▸ Required work
Provide an exact transcription of all the records.

====== Material supplied ======

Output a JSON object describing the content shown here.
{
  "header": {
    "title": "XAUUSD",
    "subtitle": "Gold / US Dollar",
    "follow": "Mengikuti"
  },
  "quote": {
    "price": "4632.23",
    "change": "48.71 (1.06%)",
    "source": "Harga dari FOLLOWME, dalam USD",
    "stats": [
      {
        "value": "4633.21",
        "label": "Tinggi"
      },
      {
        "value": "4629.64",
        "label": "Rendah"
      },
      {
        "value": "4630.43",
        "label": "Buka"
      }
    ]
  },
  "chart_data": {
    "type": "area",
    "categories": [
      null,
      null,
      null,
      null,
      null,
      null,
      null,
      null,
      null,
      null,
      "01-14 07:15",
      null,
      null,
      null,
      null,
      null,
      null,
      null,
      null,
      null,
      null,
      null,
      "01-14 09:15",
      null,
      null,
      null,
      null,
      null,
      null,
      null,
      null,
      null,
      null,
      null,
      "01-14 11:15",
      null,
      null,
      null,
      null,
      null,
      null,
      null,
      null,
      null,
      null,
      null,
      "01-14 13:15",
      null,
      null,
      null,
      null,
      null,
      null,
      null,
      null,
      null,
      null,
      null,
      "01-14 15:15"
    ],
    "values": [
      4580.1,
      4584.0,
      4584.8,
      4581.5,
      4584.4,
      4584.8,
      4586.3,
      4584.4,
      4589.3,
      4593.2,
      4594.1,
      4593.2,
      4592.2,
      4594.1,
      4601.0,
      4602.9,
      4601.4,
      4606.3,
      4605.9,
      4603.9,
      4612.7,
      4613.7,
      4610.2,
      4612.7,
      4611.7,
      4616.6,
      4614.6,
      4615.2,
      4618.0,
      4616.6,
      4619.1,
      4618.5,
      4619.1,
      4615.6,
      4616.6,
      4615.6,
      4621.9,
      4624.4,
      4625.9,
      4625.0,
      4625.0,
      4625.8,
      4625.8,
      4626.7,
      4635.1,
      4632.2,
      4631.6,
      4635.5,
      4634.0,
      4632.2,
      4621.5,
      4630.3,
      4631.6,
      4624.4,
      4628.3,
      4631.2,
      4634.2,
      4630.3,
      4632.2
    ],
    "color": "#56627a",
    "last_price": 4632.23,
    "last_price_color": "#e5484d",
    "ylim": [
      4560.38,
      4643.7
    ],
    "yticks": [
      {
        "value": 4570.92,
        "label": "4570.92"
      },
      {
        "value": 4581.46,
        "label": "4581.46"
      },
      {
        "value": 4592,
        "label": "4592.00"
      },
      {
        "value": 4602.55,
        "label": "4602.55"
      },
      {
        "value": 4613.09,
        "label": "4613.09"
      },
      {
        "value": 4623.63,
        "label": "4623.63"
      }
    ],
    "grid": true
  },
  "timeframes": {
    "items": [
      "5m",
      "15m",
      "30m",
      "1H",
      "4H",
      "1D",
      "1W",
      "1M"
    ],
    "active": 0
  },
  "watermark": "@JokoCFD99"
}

======

▸ Reply to the exercise
Output a JSON object describing the content shown here.
{
  "header": {
    "title": "XAUUSD",
    "subtitle": "Gold / US Dollar",
    "follow": "Mengikuti"
  },
  "quote": {
    "price": "4632.23",
    "change": "48.71 (1.06%)",
    "source": "Harga dari FOLLOWME, dalam USD",
    "stats": [
      {
        "value": "4633.21",
        "label": "Tinggi"
      },
      {
        "value": "4629.64",
        "label": "Rendah"
      },
      {
        "value": "4630.43",
        "label": "Buka"
      }
    ]
  },
  "chart_data": {
    "type": "area",
    "categories": [
      null,
      null,
      null,
      null,
      null,
      null,
      null,
      null,
      null,
      null,
      "01-14 07:15",
      null,
      null,
      null,
      null,
      null,
      null,
      null,
      null,
      null,
      null,
      null,
      "01-14 09:15",
      null,
      null,
      null,
      null,
      null,
      null,
      null,
      null,
      null,
      null,
      null,
      "01-14 11:15",
      null,
      null,
      null,
      null,
      null,
      null,
      null,
      null,
      null,
      null,
      null,
      "01-14 13:15",
      null,
      null,
      null,
      null,
      null,
      null,
      null,
      null,
      null,
      null,
      null,
      "01-14 15:15"
    ],
    "values": [
      4580.1,
      4584.0,
      4584.8,
      4581.5,
      4584.4,
      4584.8,
      4586.3,
      4584.4,
      4589.3,
      4593.2,
      4594.1,
      4593.2,
      4592.2,
      4594.1,
      4601.0,
      4602.9,
      4601.4,
      4606.3,
      4605.9,
      4603.9,
      4612.7,
      4613.7,
      4610.2,
      4612.7,
      4611.7,
      4616.6,
      4614.6,
      4615.2,
      4618.0,
      4616.6,
      4619.1,
      4618.5,
      4619.1,
      4615.6,
      4616.6,
      4615.6,
      4621.9,
      4624.4,
      4625.9,
      4625.0,
      4625.0,
      4625.8,
      4625.8,
      4626.7,
      4635.1,
      4632.2,
      4631.6,
      4635.5,
      4634.0,
      4632.2,
      4621.5,
      4630.3,
      4631.6,
      4624.4,
      4628.3,
      4631.2,
      4634.2,
      4630.3,
      4632.2
    ],
    "color": "#56627a",
    "last_price": 4632.23,
    "last_price_color": "#e5484d",
    "ylim": [
      4560.38,
      4643.7
    ],
    "yticks": [
      {
        "value": 4570.92,
        "label": "4570.92"
      },
      {
        "value": 4581.46,
        "label": "4581.46"
      },
      {
        "value": 4592,
        "label": "4592.00"
      },
      {
        "value": 4602.55,
        "label": "4602.55"
      },
      {
        "value": 4613.09,
        "label": "4613.09"
      },
      {
        "value": 4623.63,
        "label": "4623.63"
      }
    ],
    "grid": true
  },
  "timeframes": {
    "items": [
      "5m",
      "15m",
      "30m",
      "1H",
      "4H",
      "1D",
      "1W",
      "1M"
    ],
    "active": 0
  },
  "watermark": "@JokoCFD99"
}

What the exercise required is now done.